-- Reading passage --
* * *

10.2.      Open Orders. Grand Stands will be relieved from any obligation to make any further shipment of Products and may cancel all unfulfilled Orders in the event Purchaser has failed to comply with the payment schedule set forth in the Acknowledgement. Neither sale nor shipment of any of the Products to the Purchaser after Purchaser’s breach of its payment obligations, nor any other act of Grand Stands after such breach, shall constitute a waiver of Grand Stands’ rights under this Agreement or applicable law.

11.   MISCELLANEOUS

11.1.      Entire Agreement. This Agreement, together with all Appendices, Exhibits, and attachments hereto, constitutes the entire agreement between the parties with regard to the subject matter herein, and there are no agreements or commitments except as set forth herein. This Agreement supersedes all prior agreements, whether written or oral, that may have existed between the parties prior to the effective date of this Agreement relating to the subject matter herein.

11.2.      Amendments. This Agreement may be amended, modified in whole or in part, or supplemented by an agreement in writing that makes reference to this Agreement and is executed by authorized officers of the parties.

11.3.      No Assignment. No party hereto shall assign its rights or obligations under this Agreement without the prior written consent of the other party, which consent shall not be unreasonably withheld or delayed, except Grand Stands may assign its rights and obligations under this Agreement without notice to or consent of Purchaser as part of a sale or transfer of its membership interests (whether or not such sale or transfer results in a change in control), or pledge such rights as part of financing. The parties can assign this Agreement without the necessity of obtaining prior written consent of the other party where such assignment is to a subsidiary or other entity controlled by their respective companies, provided that as a condition to any such assignment, the assignee shall assume and become liable for any and all of the assignor’s obligations under this Agreement. Except as otherwise provided herein, this Agreement shall be binding upon and inure to the benefit of the parties hereto and their respective permitted successors and assigns.

* * *

-- Task A --
Answer these questions from the contract excerpt:
(i) Under "Open Orders," what may Grand Stands cancel if Purchaser fails to comply with the payment schedule?
(ii) Under "Amendments," by whom must the written agreement be executed?
(iii) Under "No Assignment," what must the assignee assume and become liable for when the Agreement is assigned to a subsidiary or other controlled entity?

-- Available data --
* * *

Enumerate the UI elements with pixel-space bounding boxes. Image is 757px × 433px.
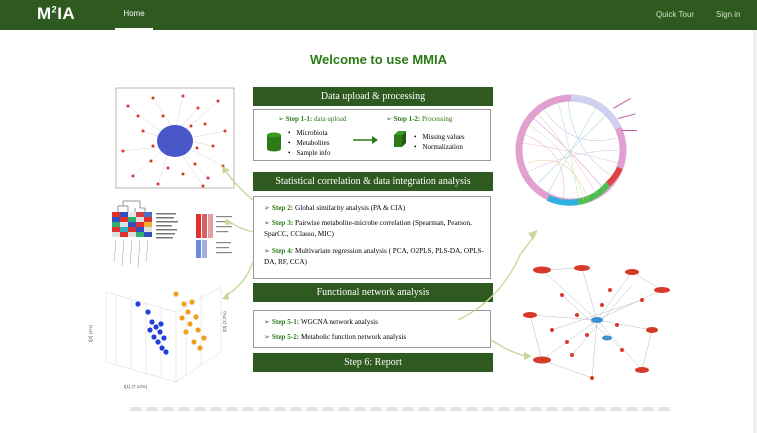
- list-item: Microbiota: [288, 128, 330, 138]
- step-5-2-label: Step 5-2:: [271, 333, 300, 341]
- metabolic-network-figure: [523, 265, 670, 380]
- step-1-2-heading: ➢ Step 1-2: Processing: [386, 115, 452, 123]
- section-header-data-upload: Data upload & processing: [253, 87, 493, 106]
- functional-network-panel: ➢ Step 5-1: WGCNA network analysis ➢ Ste…: [253, 310, 491, 348]
- step-5-1-label: Step 5-1:: [271, 318, 300, 326]
- list-item: Missing values: [414, 132, 464, 142]
- nav-home-link[interactable]: Home: [115, 0, 153, 30]
- database-icon: [267, 132, 281, 152]
- arrow-right-icon: ➢: [264, 333, 271, 341]
- step-1-2-label: Step 1-2:: [393, 115, 421, 123]
- nav-sign-in-link[interactable]: Sign in: [716, 10, 741, 19]
- step-4-label: Step 4:: [271, 247, 294, 255]
- step-4-text: Multivariate regression analysis ( PCA, …: [264, 247, 484, 266]
- section-header-statistical-correlation: Statistical correlation & data integrati…: [253, 172, 493, 191]
- pca-axis-label-3: t[3] (3.2%): [222, 311, 227, 332]
- list-item: Metabolites: [288, 138, 330, 148]
- step-1-1-heading: ➢ Step 1-1: data upload: [278, 115, 346, 123]
- correlation-network-figure: [115, 87, 235, 189]
- step-2-line: ➢ Step 2: Global similarity analysis (PA…: [264, 203, 489, 214]
- step-1-2-text: Processing: [422, 115, 453, 123]
- network-blue-cluster: [157, 125, 193, 157]
- section-header-report: Step 6: Report: [253, 353, 493, 372]
- step-5-1-text: WGCNA network analysis: [300, 318, 378, 326]
- brand-logo[interactable]: M2IA: [37, 4, 76, 23]
- chord-diagram-figure: [515, 94, 637, 206]
- step-5-2-line: ➢ Step 5-2: Metabolic function network a…: [264, 332, 489, 343]
- list-item: Sample info: [288, 148, 330, 158]
- arrow-right-icon: ➢: [264, 204, 271, 212]
- step-1-2-list: Missing values Normalization: [414, 132, 465, 152]
- step-3-label: Step 3:: [271, 219, 294, 227]
- arrow-right-icon: ➢: [264, 219, 271, 227]
- step-5-2-text: Metabolic function network analysis: [300, 333, 407, 341]
- list-item: Normalization: [414, 142, 465, 152]
- arrow-right-icon: [353, 136, 378, 144]
- data-upload-panel: ➢ Step 1-1: data upload Microbiota Metab…: [253, 109, 491, 161]
- clustered-heatmap-figure: [100, 196, 250, 276]
- top-navbar: M2IA Home Quick Tour Sign in: [0, 0, 757, 30]
- page-scrollbar[interactable]: [753, 30, 757, 433]
- step-2-label: Step 2:: [271, 204, 294, 212]
- step-1-1-label: Step 1-1:: [285, 115, 313, 123]
- page-title: Welcome to use MMIA: [309, 52, 447, 67]
- arrow-right-icon: ➢: [264, 247, 271, 255]
- step-4-line: ➢ Step 4: Multivariate regression analys…: [264, 246, 489, 268]
- arrow-right-icon: ➢: [278, 115, 284, 123]
- step-5-1-line: ➢ Step 5-1: WGCNA network analysis: [264, 317, 489, 328]
- step-3-text: Pairwise metabolite-microbe correlation …: [264, 219, 472, 238]
- arrow-right-icon: ➢: [386, 115, 392, 123]
- pca-axis-label-2: t[2] (4%): [88, 324, 93, 342]
- arrow-head-icon: [528, 230, 538, 240]
- section-header-functional-network: Functional network analysis: [253, 283, 493, 302]
- step-1-1-text: data upload: [314, 115, 347, 123]
- pca-3d-scatter-figure: t[2] (4%) t[1] (7.14%) t[3] (3.2%): [86, 282, 236, 392]
- pca-axis-label-1: t[1] (7.14%): [124, 384, 148, 389]
- nav-quick-tour-link[interactable]: Quick Tour: [656, 10, 695, 19]
- cube-icon: [394, 131, 406, 147]
- arrow-right-icon: ➢: [264, 318, 271, 326]
- statistical-analysis-panel: ➢ Step 2: Global similarity analysis (PA…: [253, 196, 491, 279]
- step-3-line: ➢ Step 3: Pairwise metabolite-microbe co…: [264, 218, 489, 240]
- step-2-text: Global similarity analysis (PA & CIA): [295, 204, 406, 212]
- step-1-1-list: Microbiota Metabolites Sample info: [288, 128, 330, 158]
- truncated-text-line: [130, 407, 670, 411]
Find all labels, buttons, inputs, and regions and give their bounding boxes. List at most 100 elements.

* * *

-- Task B --
Reproduce the lines of the entries starting at the line that contains "- list-item: Microbiota: [288, 128, 330, 138]" and ending at the line that contains "- section-header-data-upload: Data", both included.

-- Problem solution A --
(i) All unfulfilled Orders.
(ii) Authorized officers of the parties.
(iii) Any and all of the assignor's obligations under this Agreement.

-- Problem solution B --
- list-item: Microbiota: [288, 128, 330, 138]
- step-5-2-label: Step 5-2:: [271, 333, 300, 341]
- metabolic-network-figure: [523, 265, 670, 380]
- step-1-2-heading: ➢ Step 1-2: Processing: [386, 115, 452, 123]
- section-header-data-upload: Data upload & processing: [253, 87, 493, 106]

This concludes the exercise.